• Written instruction
All entries must be extracted exactly, with nothing added or dropped.

Data excerpts

________________________

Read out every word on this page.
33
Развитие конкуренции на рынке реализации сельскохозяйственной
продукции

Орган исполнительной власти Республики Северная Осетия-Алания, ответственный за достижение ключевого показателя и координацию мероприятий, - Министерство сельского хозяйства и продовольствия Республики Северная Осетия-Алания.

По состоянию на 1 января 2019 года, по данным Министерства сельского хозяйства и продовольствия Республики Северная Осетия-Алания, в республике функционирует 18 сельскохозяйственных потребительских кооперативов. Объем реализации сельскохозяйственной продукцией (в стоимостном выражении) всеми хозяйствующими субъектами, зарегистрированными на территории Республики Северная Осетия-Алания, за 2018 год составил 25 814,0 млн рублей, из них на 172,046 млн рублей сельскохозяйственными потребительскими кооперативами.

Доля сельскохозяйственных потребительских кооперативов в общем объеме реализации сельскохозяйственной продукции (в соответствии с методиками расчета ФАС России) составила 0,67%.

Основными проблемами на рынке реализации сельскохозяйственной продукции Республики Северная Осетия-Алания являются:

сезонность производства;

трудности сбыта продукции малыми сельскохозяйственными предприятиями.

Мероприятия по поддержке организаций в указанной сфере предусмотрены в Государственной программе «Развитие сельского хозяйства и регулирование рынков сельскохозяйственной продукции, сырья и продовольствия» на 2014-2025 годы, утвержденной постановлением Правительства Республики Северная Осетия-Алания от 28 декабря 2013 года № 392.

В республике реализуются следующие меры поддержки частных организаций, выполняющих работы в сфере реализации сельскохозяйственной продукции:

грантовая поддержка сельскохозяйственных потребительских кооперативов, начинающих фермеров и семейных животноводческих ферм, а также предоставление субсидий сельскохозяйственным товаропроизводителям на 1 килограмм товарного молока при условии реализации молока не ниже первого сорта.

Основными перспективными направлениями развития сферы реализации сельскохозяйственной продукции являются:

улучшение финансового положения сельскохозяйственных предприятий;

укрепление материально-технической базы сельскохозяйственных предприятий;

________________________

• Result
Read out every word on this page.
33
Развитие конкуренции на рынке реализации сельскохозяйственной
продукции

Орган исполнительной власти Республики Северная Осетия-Алания, ответственный за достижение ключевого показателя и координацию мероприятий, - Министерство сельского хозяйства и продовольствия Республики Северная Осетия-Алания.

По состоянию на 1 января 2019 года, по данным Министерства сельского хозяйства и продовольствия Республики Северная Осетия-Алания, в республике функционирует 18 сельскохозяйственных потребительских кооперативов. Объем реализации сельскохозяйственной продукцией (в стоимостном выражении) всеми хозяйствующими субъектами, зарегистрированными на территории Республики Северная Осетия-Алания, за 2018 год составил 25 814,0 млн рублей, из них на 172,046 млн рублей сельскохозяйственными потребительскими кооперативами.

Доля сельскохозяйственных потребительских кооперативов в общем объеме реализации сельскохозяйственной продукции (в соответствии с методиками расчета ФАС России) составила 0,67%.

Основными проблемами на рынке реализации сельскохозяйственной продукции Республики Северная Осетия-Алания являются:

сезонность производства;

трудности сбыта продукции малыми сельскохозяйственными предприятиями.

Мероприятия по поддержке организаций в указанной сфере предусмотрены в Государственной программе «Развитие сельского хозяйства и регулирование рынков сельскохозяйственной продукции, сырья и продовольствия» на 2014-2025 годы, утвержденной постановлением Правительства Республики Северная Осетия-Алания от 28 декабря 2013 года № 392.

В республике реализуются следующие меры поддержки частных организаций, выполняющих работы в сфере реализации сельскохозяйственной продукции:

грантовая поддержка сельскохозяйственных потребительских кооперативов, начинающих фермеров и семейных животноводческих ферм, а также предоставление субсидий сельскохозяйственным товаропроизводителям на 1 килограмм товарного молока при условии реализации молока не ниже первого сорта.

Основными перспективными направлениями развития сферы реализации сельскохозяйственной продукции являются:

улучшение финансового положения сельскохозяйственных предприятий;

укрепление материально-технической базы сельскохозяйственных предприятий;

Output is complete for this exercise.